Goal - Of all the lines in the records below, how many hold the word "Uses"? Give the number alone.

Raw data -
——————
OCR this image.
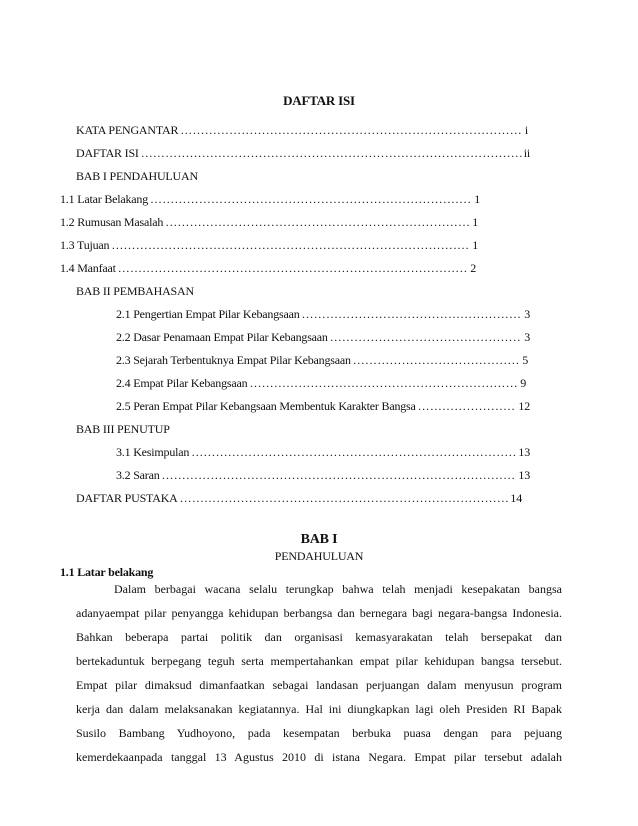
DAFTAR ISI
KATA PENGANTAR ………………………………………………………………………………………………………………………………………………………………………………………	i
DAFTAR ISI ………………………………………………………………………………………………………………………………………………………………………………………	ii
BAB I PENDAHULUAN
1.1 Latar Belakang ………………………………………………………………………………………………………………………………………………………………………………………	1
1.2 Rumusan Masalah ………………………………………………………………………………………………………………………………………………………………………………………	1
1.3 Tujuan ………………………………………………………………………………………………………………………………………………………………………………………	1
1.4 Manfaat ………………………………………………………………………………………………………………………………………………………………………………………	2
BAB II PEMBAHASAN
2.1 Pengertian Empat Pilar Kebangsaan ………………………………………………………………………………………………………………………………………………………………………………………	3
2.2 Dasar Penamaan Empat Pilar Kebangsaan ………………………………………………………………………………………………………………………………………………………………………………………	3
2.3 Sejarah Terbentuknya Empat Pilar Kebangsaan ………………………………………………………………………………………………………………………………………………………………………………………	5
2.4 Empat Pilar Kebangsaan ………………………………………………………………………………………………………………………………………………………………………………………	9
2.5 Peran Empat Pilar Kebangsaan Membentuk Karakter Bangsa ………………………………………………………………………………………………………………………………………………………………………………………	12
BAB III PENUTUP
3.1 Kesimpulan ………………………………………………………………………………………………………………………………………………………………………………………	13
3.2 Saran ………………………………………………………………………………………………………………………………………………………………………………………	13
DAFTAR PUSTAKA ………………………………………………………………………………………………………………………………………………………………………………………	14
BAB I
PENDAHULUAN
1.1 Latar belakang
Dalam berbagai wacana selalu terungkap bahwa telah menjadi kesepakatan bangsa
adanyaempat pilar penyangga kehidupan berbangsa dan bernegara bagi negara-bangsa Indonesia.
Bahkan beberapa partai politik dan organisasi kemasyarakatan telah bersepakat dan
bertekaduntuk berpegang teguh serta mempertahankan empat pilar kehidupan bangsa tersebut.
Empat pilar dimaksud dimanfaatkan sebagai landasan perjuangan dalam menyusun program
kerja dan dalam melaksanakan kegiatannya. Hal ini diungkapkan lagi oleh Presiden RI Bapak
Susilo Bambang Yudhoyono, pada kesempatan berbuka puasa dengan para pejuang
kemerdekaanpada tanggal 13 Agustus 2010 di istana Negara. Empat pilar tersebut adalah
——————
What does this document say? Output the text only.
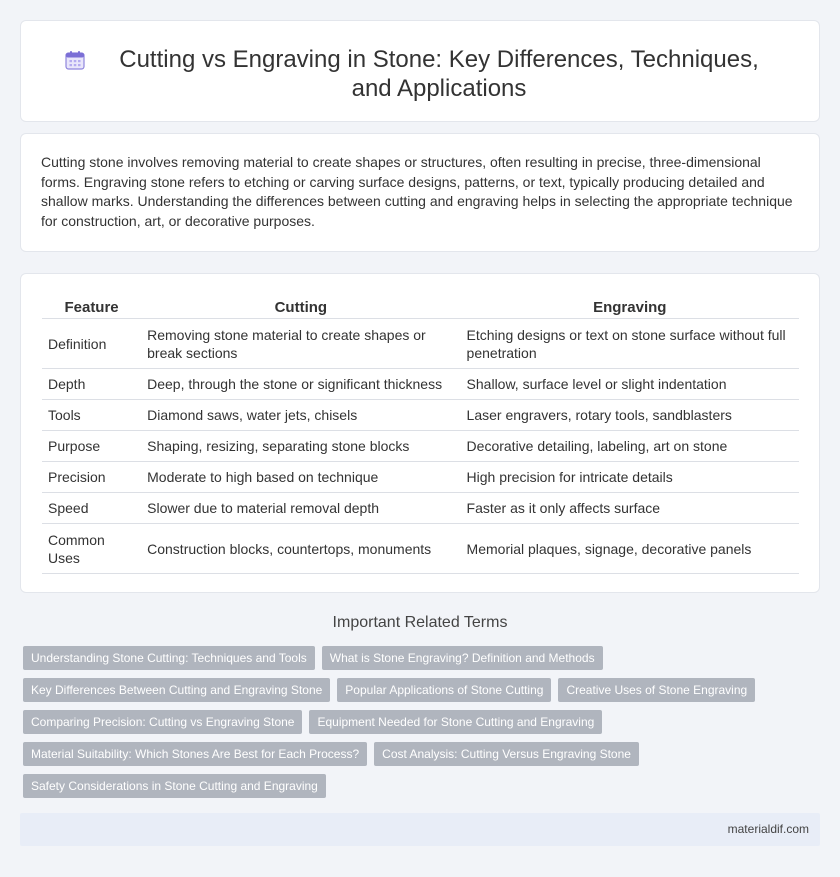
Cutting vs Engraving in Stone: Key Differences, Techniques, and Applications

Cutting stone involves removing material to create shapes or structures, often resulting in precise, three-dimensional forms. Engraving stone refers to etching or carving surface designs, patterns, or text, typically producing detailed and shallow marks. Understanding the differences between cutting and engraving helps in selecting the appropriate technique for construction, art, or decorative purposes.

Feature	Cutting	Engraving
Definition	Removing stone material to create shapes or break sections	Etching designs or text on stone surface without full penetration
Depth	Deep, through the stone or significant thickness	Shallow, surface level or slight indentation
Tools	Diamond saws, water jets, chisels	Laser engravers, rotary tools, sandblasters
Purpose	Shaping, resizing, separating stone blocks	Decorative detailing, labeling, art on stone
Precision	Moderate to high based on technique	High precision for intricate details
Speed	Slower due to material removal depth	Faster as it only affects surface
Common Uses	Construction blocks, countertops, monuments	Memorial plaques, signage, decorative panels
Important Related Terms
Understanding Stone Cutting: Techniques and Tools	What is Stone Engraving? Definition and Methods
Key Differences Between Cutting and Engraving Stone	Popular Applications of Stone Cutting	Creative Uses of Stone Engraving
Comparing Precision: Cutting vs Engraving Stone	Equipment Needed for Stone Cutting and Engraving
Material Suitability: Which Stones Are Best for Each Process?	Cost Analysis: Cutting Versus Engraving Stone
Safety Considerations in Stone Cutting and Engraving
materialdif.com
——————
The result - 2